What you have to do
Please transcribe the data that follows without the pictures, keeping every word the same.

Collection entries
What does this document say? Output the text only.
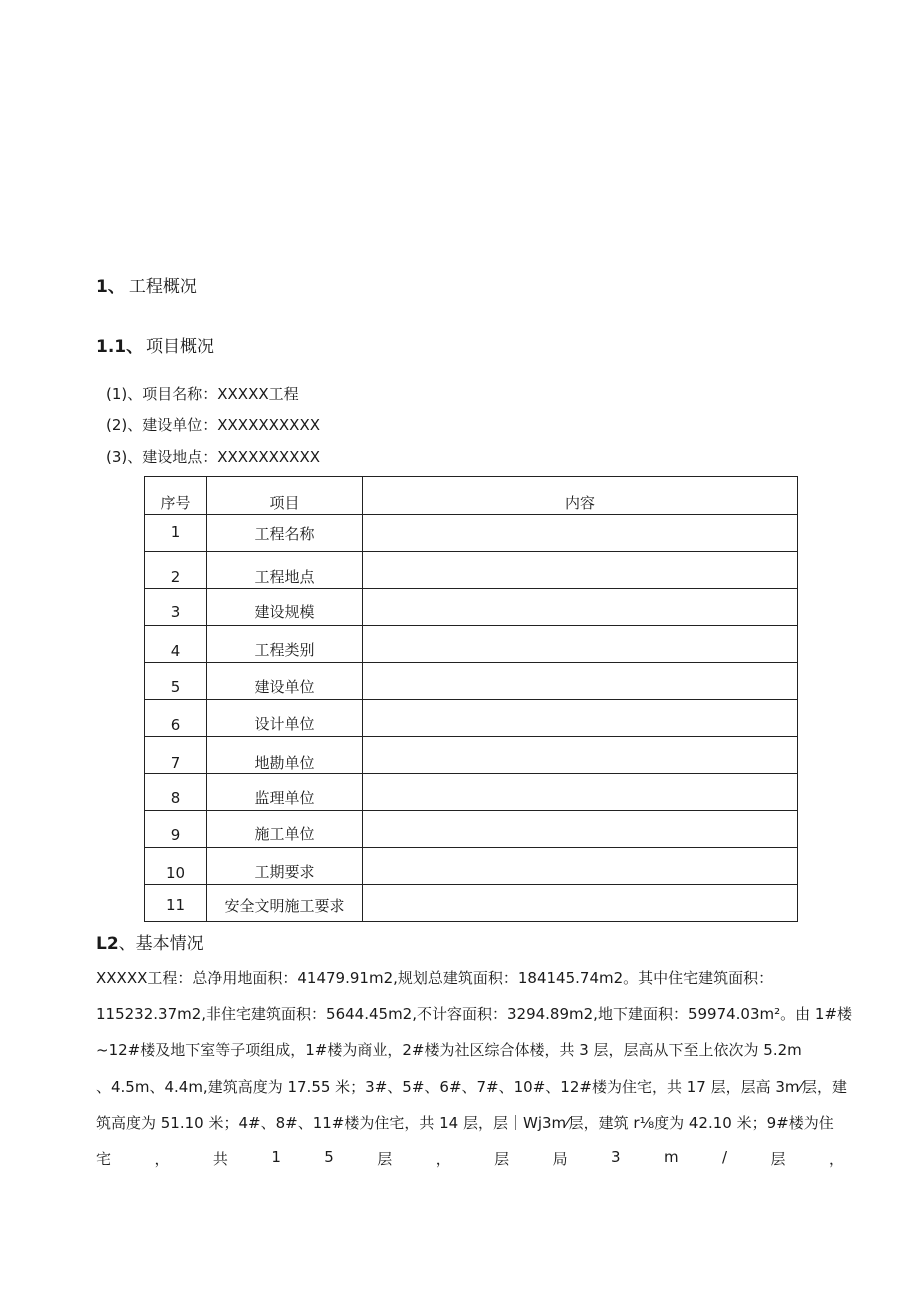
1、 工程概况
1.1、 项目概况
(1)、项目名称：XXXXX工程
(2)、建设单位：XXXXXXXXXX
(3)、建设地点：XXXXXXXXXX
序号	项目	内容

1	工程名称	

2	工程地点	

3	建设规模	

4	工程类别	

5	建设单位	

6	设计单位	

7	地勘单位	

8	监理单位	

9	施工单位	

10	工期要求	

11	安全文明施工要求	

L2、基本情况
XXXXX工程：总净用地面积：41479.91m2,规划总建筑面积：184145.74m2。其中住宅建筑面积：
115232.37m2,非住宅建筑面积：5644.45m2,不计容面积：3294.89m2,地下建面积：59974.03m²。由 1#楼
~12#楼及地下室等子项组成，1#楼为商业，2#楼为社区综合体楼，共 3 层，层高从下至上依次为 5.2m
、4.5m、4.4m,建筑高度为 17.55 米；3#、5#、6#、7#、10#、12#楼为住宅，共 17 层，层高 3m⁄层，建
筑高度为 51.10 米；4#、8#、11#楼为住宅，共 14 层，层｜Wj3m⁄层，建筑 r⅛度为 42.10 米；9#楼为住
宅	，	共	1	5	层	，	层	局	3	m	/	层	，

Reply to the exercise
What does this document say? Output the text only.
1、 工程概况
1.1、 项目概况
(1)、项目名称：XXXXX工程
(2)、建设单位：XXXXXXXXXX
(3)、建设地点：XXXXXXXXXX
序号	项目	内容

1	工程名称	

2	工程地点	

3	建设规模	

4	工程类别	

5	建设单位	

6	设计单位	

7	地勘单位	

8	监理单位	

9	施工单位	

10	工期要求	

11	安全文明施工要求	

L2、基本情况
XXXXX工程：总净用地面积：41479.91m2,规划总建筑面积：184145.74m2。其中住宅建筑面积：
115232.37m2,非住宅建筑面积：5644.45m2,不计容面积：3294.89m2,地下建面积：59974.03m²。由 1#楼
~12#楼及地下室等子项组成，1#楼为商业，2#楼为社区综合体楼，共 3 层，层高从下至上依次为 5.2m
、4.5m、4.4m,建筑高度为 17.55 米；3#、5#、6#、7#、10#、12#楼为住宅，共 17 层，层高 3m⁄层，建
筑高度为 51.10 米；4#、8#、11#楼为住宅，共 14 层，层｜Wj3m⁄层，建筑 r⅛度为 42.10 米；9#楼为住
宅	，	共	1	5	层	，	层	局	3	m	/	层	，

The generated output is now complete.